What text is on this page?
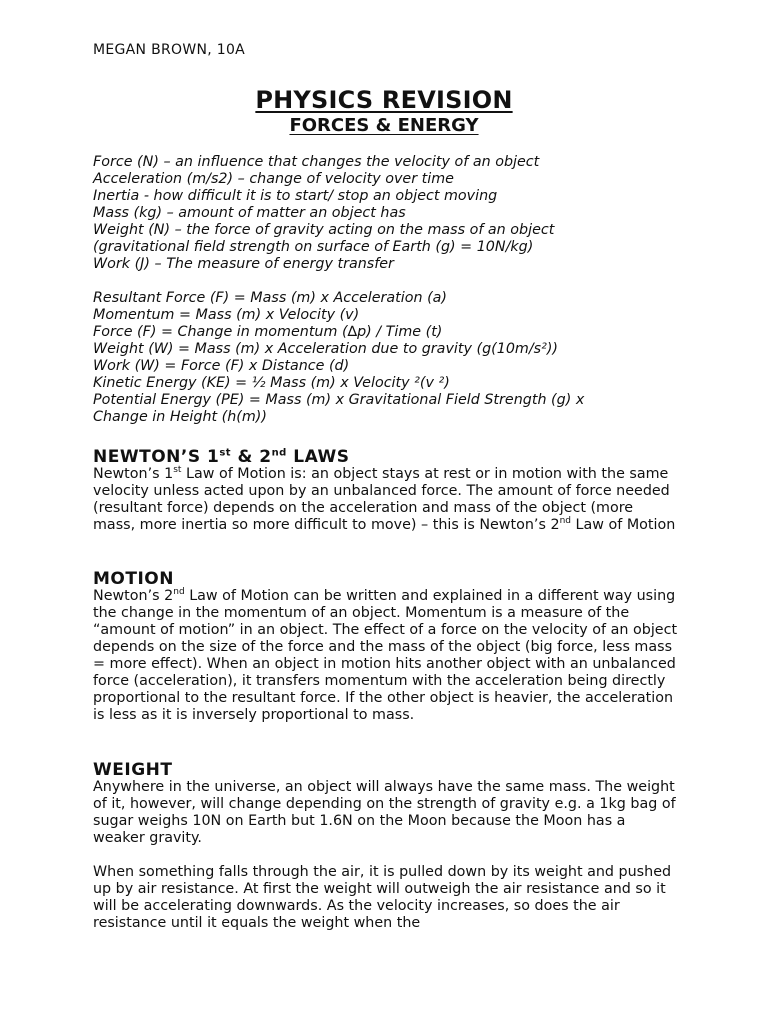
MEGAN BROWN, 10A

PHYSICS REVISION
FORCES & ENERGY
Force (N) – an influence that changes the velocity of an object
Acceleration (m/s2) – change of velocity over time
Inertia - how difficult it is to start/ stop an object moving
Mass (kg) – amount of matter an object has
Weight (N) – the force of gravity acting on the mass of an object
(gravitational field strength on surface of Earth (g) = 10N/kg)
Work (J) – The measure of energy transfer
Resultant Force (F) = Mass (m) x Acceleration (a)
Momentum = Mass (m) x Velocity (v)
Force (F) = Change in momentum (∆p) / Time (t)
Weight (W) = Mass (m) x Acceleration due to gravity (g(10m/s²))
Work (W) = Force (F) x Distance (d)
Kinetic Energy (KE) = ½ Mass (m) x Velocity ²(v ²)
Potential Energy (PE) = Mass (m) x Gravitational Field Strength (g) x
Change in Height (h(m))
NEWTON’S 1st & 2nd LAWS

Newton’s 1st Law of Motion is: an object stays at rest or in motion with the same velocity unless acted upon by an unbalanced force. The amount of force needed (resultant force) depends on the acceleration and mass of the object (more mass, more inertia so more difficult to move) – this is Newton’s 2nd Law of Motion

MOTION

Newton’s 2nd Law of Motion can be written and explained in a different way using the change in the momentum of an object. Momentum is a measure of the “amount of motion” in an object. The effect of a force on the velocity of an object depends on the size of the force and the mass of the object (big force, less mass = more effect). When an object in motion hits another object with an unbalanced force (acceleration), it transfers momentum with the acceleration being directly proportional to the resultant force. If the other object is heavier, the acceleration is less as it is inversely proportional to mass.

WEIGHT

Anywhere in the universe, an object will always have the same mass. The weight of it, however, will change depending on the strength of gravity e.g. a 1kg bag of sugar weighs 10N on Earth but 1.6N on the Moon because the Moon has a weaker gravity.

When something falls through the air, it is pulled down by its weight and pushed up by air resistance. At first the weight will outweigh the air resistance and so it will be accelerating downwards. As the velocity increases, so does the air resistance until it equals the weight when the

┄┄┄┄┄┄┄┄┄┄┄┄┄┄┄┄┄┄┄┄

● **What to do**: Look for "depends" and pull out every line that has it.

● **The response**:
Newton’s 1st Law of Motion is: an object stays at rest or in motion with the same velocity unless acted upon by an unbalanced force. The amount of force needed (resultant force) depends on the acceleration and mass of the object (more mass, more inertia so more difficult to move) – this is Newton’s 2nd Law of Motion
Newton’s 2nd Law of Motion can be written and explained in a different way using the change in the momentum of an object. Momentum is a measure of the “amount of motion” in an object. The effect of a force on the velocity of an object depends on the size of the force and the mass of the object (big force, less mass = more effect). When an object in motion hits another object with an unbalanced force (acceleration), it transfers momentum with the acceleration being directly proportional to the resultant force. If the other object is heavier, the acceleration is less as it is inversely proportional to mass.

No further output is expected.